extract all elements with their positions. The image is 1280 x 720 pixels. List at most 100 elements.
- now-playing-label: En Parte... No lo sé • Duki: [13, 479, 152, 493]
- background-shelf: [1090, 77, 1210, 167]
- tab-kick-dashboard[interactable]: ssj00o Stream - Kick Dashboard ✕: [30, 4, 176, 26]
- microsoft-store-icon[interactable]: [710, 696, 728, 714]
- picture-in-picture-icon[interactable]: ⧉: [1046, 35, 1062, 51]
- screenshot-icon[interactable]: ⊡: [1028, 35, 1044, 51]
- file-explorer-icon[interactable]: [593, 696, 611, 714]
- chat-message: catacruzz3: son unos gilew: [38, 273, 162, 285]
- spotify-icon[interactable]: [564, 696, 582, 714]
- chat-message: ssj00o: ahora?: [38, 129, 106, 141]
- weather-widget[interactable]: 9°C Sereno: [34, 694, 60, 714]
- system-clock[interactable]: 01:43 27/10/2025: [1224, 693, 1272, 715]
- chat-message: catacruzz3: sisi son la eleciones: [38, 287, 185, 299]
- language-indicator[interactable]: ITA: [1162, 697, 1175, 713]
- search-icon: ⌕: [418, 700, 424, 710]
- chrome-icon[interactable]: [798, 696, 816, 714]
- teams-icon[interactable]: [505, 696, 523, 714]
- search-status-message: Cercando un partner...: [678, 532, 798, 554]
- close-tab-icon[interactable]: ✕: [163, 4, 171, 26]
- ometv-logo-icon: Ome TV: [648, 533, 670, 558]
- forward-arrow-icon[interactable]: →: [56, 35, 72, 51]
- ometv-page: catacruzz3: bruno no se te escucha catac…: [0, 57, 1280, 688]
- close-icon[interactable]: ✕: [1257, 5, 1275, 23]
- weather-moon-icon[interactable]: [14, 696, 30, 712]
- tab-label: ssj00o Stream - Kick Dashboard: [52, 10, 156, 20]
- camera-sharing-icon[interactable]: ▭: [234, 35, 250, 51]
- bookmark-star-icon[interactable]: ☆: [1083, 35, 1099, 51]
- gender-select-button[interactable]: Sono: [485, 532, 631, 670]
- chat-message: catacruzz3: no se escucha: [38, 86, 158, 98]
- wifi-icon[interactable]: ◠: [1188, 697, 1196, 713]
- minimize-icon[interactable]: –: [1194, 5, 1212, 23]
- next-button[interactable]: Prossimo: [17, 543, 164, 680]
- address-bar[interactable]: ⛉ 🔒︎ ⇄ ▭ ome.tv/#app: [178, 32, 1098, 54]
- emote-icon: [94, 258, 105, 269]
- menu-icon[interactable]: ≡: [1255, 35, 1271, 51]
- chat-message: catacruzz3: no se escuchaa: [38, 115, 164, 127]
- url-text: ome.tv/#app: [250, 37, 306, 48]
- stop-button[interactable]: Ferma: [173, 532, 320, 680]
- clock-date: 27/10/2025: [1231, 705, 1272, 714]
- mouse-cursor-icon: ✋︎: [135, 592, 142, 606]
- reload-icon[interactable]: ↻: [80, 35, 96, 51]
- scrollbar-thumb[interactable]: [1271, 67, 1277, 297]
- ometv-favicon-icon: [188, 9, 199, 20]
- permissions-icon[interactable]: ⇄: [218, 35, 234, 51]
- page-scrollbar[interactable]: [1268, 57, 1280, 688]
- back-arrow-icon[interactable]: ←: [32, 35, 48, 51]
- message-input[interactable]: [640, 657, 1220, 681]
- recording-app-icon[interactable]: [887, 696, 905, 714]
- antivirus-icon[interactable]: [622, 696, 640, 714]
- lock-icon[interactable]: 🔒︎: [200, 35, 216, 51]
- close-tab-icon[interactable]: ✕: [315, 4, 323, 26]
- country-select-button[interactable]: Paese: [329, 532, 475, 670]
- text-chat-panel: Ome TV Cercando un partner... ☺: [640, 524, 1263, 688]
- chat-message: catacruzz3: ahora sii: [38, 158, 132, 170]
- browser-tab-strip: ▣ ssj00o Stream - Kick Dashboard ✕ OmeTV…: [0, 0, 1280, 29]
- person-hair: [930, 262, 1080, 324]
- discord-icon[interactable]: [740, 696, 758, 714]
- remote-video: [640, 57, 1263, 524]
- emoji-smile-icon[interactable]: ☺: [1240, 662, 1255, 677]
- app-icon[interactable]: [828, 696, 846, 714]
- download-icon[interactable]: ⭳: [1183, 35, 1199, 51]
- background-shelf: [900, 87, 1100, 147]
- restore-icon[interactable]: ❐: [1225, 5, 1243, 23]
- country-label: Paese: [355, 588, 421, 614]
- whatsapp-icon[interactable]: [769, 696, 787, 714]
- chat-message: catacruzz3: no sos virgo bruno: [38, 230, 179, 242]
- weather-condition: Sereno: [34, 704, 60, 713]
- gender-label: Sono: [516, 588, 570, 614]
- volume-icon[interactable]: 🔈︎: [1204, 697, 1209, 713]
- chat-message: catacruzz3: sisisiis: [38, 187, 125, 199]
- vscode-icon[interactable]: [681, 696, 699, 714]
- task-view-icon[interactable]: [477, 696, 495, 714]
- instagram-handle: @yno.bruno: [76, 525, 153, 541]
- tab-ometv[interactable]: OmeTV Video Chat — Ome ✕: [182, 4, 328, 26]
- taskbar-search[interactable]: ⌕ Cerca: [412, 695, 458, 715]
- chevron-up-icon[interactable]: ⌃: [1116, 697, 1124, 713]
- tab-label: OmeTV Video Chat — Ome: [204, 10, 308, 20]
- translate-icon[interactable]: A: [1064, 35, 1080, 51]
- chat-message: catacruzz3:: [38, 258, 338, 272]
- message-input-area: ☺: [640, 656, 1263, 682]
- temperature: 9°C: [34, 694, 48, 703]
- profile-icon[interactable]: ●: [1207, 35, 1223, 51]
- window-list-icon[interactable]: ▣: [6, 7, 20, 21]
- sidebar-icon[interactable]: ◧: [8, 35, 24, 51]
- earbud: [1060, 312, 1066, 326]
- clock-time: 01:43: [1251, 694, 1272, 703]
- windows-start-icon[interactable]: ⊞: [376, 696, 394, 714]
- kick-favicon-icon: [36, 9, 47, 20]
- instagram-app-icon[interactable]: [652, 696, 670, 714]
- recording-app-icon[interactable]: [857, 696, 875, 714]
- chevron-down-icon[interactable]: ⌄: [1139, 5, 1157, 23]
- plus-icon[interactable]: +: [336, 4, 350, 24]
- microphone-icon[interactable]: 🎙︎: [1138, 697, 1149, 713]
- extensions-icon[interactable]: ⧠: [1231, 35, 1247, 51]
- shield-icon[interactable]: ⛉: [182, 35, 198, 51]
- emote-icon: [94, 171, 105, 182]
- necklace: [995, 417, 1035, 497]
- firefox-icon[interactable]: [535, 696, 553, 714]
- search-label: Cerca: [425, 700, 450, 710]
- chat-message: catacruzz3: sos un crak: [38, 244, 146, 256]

++++++++

EXERCISE BRIEF: If a line in the material above holds "recording", copy it.

RESULT OF THE EXERCISE:
- recording-app-icon[interactable]: [887, 696, 905, 714]
- recording-app-icon[interactable]: [857, 696, 875, 714]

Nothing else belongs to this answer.